◆ Aim of the exercise:
State the number of lines that hold the string "方法原理", with nothing added.

◆ Stored rows:
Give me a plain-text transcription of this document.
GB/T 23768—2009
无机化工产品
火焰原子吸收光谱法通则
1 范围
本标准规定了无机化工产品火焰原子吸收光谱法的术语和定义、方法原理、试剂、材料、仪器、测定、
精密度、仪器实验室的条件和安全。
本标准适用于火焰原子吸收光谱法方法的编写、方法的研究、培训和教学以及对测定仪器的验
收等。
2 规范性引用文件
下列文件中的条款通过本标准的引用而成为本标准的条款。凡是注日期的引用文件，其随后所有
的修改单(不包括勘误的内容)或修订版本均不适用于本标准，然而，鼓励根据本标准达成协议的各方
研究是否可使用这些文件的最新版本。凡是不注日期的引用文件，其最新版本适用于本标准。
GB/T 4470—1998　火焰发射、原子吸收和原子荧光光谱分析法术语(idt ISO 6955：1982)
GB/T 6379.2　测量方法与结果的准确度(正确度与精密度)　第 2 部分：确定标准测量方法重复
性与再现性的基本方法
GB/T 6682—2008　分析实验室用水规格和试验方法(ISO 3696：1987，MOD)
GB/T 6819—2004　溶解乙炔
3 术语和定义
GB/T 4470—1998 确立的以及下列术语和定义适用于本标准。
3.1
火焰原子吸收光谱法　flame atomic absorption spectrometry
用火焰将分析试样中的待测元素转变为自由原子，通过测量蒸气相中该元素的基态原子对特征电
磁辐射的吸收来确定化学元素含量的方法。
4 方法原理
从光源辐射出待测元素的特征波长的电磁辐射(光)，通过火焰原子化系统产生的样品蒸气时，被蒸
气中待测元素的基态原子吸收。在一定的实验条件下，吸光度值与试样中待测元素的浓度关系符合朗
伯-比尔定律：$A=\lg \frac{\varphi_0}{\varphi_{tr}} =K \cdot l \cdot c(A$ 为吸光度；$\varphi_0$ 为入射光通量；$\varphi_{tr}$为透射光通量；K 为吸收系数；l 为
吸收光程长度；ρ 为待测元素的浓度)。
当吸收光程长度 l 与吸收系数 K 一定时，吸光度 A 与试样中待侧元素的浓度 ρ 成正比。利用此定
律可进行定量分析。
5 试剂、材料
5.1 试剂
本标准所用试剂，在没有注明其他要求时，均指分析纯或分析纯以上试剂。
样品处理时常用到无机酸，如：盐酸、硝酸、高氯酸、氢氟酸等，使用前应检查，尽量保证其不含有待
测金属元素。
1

◆ Output for this task:
2